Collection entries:
= = = =
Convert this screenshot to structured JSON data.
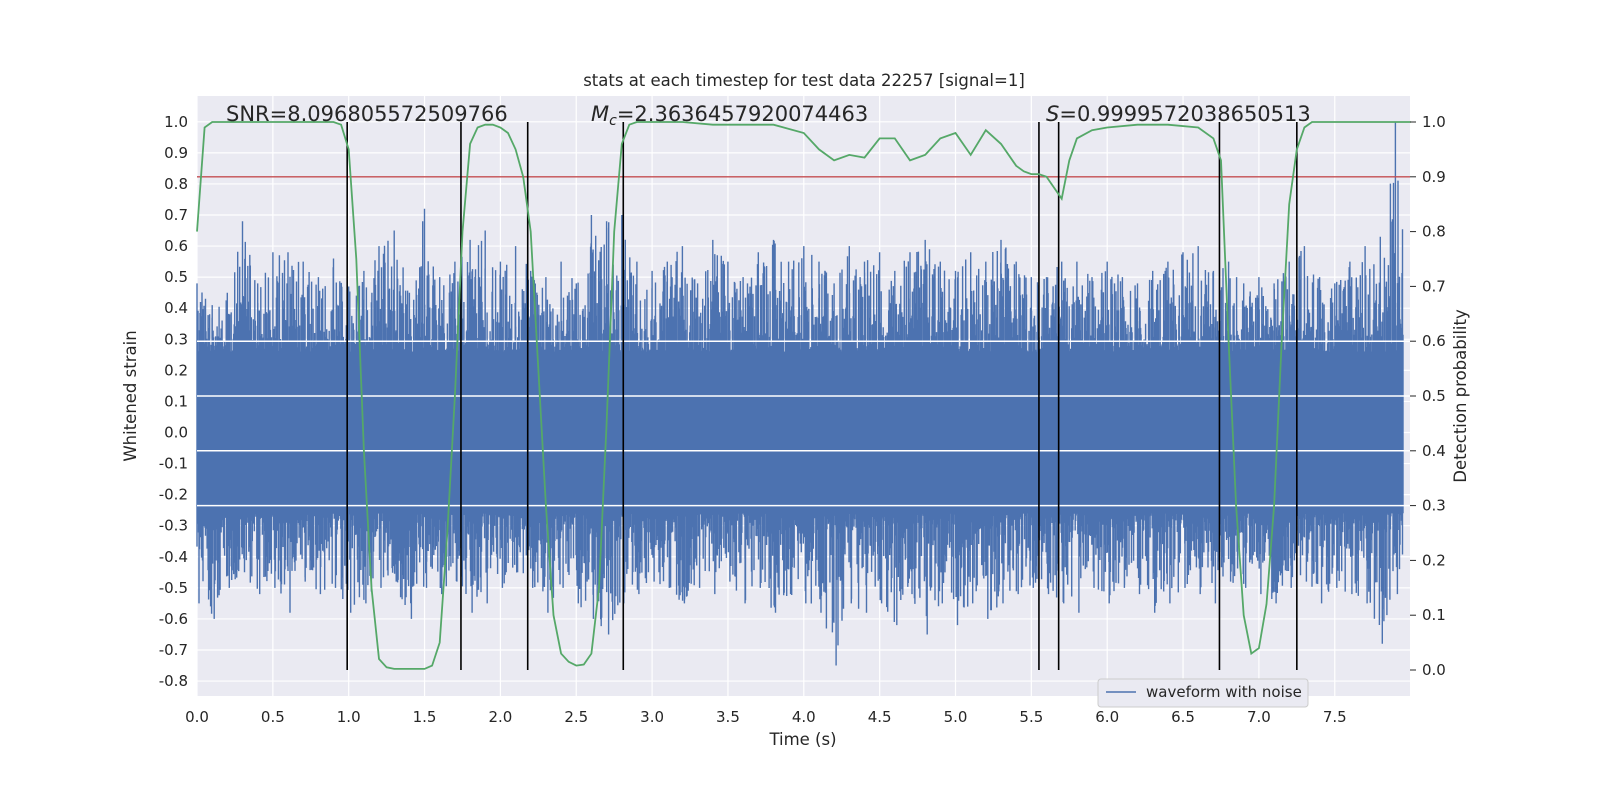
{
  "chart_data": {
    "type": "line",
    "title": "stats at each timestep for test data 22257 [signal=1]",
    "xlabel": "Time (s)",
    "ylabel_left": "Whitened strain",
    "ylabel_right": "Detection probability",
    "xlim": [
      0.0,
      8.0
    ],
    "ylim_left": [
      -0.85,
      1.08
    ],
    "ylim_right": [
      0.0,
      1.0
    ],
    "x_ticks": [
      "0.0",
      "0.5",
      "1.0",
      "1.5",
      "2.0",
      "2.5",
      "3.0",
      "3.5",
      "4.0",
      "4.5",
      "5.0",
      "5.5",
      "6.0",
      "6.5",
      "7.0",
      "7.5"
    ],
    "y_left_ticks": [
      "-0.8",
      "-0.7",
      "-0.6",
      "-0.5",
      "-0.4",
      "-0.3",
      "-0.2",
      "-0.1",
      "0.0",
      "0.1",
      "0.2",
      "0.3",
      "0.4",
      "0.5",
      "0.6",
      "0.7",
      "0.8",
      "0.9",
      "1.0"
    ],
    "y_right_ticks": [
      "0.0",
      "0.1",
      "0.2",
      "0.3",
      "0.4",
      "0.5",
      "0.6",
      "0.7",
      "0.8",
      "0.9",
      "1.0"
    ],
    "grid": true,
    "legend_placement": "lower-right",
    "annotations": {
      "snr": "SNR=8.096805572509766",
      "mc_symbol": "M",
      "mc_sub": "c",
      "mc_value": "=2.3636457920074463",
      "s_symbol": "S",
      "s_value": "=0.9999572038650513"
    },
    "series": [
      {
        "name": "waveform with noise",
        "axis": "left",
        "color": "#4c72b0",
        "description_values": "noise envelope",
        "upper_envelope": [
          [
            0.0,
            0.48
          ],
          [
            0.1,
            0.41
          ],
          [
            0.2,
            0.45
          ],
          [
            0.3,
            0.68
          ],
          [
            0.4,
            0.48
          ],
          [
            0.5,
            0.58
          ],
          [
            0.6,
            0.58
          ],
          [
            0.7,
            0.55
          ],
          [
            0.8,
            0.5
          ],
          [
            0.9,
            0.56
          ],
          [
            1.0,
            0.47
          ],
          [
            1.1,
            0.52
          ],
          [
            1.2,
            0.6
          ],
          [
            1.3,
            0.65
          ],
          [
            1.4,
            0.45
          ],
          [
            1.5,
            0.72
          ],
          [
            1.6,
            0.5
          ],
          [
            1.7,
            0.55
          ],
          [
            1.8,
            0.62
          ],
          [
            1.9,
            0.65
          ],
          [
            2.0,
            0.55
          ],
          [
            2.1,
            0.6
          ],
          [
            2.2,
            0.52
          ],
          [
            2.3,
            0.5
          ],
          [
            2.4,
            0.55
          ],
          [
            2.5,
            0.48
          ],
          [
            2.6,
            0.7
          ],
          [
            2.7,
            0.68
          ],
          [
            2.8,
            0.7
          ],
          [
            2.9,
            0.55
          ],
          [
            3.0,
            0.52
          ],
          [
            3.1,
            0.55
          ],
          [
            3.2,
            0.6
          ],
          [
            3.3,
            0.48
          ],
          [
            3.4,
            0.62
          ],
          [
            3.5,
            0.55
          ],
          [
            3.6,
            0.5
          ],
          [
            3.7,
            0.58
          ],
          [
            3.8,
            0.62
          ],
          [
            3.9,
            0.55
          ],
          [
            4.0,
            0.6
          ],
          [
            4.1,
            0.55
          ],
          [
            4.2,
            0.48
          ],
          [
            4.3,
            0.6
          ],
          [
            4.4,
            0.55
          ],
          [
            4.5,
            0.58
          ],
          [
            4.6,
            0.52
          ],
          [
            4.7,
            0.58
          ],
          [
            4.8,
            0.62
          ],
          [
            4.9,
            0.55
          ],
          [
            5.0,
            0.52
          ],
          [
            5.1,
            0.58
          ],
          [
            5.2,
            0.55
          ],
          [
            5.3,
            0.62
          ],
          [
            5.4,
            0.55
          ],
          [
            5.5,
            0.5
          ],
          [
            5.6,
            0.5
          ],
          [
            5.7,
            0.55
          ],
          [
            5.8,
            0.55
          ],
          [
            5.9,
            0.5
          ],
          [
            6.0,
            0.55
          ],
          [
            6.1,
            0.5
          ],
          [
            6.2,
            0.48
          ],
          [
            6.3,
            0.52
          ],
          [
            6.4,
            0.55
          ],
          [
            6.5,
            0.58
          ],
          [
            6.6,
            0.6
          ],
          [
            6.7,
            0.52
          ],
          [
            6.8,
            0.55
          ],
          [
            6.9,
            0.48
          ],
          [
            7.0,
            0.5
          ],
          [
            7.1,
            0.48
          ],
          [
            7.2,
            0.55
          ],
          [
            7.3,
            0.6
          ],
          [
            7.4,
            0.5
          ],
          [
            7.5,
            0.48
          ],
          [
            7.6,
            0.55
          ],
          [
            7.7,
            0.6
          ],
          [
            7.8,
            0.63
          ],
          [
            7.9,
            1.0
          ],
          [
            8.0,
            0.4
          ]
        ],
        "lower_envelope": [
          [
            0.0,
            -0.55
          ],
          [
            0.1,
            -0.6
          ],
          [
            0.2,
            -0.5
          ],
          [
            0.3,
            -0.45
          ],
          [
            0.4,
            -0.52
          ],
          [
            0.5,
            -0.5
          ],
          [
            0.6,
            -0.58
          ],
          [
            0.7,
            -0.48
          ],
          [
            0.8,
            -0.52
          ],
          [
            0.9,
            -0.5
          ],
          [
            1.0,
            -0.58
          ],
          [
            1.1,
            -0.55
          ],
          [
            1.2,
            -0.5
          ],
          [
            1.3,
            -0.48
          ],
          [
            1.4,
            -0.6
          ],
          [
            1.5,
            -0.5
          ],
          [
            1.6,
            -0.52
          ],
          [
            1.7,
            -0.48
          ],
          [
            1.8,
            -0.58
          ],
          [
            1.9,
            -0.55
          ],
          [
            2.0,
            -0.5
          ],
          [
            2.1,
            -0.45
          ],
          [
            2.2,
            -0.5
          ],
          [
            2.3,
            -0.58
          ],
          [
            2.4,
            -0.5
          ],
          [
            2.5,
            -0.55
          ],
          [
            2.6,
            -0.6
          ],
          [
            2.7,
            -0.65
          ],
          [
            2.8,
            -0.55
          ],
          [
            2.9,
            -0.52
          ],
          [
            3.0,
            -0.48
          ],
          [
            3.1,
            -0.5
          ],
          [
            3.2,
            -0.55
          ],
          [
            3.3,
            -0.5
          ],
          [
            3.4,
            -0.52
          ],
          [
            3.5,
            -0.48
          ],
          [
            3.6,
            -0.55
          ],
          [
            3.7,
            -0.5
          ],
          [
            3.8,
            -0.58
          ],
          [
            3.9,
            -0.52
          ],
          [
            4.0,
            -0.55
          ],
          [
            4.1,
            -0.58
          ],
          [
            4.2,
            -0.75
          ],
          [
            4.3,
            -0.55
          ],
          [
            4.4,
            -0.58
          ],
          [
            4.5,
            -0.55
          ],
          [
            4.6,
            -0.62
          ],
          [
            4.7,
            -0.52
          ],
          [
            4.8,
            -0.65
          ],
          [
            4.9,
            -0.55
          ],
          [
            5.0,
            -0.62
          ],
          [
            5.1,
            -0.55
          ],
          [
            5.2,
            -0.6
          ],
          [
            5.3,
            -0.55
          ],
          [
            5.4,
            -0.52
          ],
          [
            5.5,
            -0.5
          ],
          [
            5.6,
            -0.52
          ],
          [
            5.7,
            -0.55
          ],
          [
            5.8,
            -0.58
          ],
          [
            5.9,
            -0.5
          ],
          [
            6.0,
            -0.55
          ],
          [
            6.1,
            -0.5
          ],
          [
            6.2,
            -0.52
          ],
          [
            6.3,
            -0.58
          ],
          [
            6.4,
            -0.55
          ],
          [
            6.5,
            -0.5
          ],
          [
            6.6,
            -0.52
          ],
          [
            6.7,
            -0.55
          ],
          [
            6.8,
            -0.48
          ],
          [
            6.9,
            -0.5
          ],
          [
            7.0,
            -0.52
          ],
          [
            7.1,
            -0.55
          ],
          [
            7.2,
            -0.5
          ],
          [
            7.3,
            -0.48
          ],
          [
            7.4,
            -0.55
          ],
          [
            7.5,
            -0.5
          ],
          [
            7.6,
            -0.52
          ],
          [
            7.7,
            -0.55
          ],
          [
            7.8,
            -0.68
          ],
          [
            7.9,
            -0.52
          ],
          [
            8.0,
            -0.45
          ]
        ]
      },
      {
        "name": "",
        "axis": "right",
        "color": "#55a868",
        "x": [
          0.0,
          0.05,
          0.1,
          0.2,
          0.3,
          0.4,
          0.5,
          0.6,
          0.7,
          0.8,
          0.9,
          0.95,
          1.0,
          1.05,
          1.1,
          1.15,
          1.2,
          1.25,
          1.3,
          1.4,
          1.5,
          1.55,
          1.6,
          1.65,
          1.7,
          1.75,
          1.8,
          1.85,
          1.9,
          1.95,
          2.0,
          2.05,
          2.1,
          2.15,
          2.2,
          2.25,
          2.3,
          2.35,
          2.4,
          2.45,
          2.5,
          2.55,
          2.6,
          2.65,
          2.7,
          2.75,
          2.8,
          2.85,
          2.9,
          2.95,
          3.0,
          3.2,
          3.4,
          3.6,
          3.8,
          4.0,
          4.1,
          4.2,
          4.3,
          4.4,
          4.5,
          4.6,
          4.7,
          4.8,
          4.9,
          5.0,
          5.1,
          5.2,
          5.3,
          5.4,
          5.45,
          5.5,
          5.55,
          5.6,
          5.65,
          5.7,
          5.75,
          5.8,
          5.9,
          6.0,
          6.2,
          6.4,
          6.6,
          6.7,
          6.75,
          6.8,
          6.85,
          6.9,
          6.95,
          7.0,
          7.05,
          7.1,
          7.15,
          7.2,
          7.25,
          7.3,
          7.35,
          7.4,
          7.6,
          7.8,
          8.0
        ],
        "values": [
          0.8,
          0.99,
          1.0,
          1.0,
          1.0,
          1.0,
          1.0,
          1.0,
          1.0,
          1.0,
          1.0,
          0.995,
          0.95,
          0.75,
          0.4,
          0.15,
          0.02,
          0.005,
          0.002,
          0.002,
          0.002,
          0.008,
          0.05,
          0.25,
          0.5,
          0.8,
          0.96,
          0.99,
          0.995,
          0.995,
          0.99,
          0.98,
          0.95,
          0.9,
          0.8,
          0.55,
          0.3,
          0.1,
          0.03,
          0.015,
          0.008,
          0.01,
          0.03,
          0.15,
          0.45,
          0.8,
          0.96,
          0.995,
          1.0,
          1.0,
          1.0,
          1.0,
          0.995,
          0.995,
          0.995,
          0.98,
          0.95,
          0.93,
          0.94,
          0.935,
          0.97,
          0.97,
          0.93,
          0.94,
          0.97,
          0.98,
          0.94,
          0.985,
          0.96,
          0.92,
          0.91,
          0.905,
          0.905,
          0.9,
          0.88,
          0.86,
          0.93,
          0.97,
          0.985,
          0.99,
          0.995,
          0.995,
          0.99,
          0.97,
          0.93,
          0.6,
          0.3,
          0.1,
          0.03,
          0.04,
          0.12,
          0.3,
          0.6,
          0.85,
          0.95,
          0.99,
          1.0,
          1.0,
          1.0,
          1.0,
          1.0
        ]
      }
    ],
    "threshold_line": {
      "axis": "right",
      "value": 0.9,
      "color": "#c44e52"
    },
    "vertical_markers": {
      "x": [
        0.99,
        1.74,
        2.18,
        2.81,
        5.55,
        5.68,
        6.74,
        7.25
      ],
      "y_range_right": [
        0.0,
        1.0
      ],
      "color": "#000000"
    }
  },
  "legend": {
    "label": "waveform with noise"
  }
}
= = = =
> **TASK DESCRIPTION**:
Gather from the data above every line with the string "waveform".

> **RESPONSE**:
        "name": "waveform with noise",
    "label": "waveform with noise"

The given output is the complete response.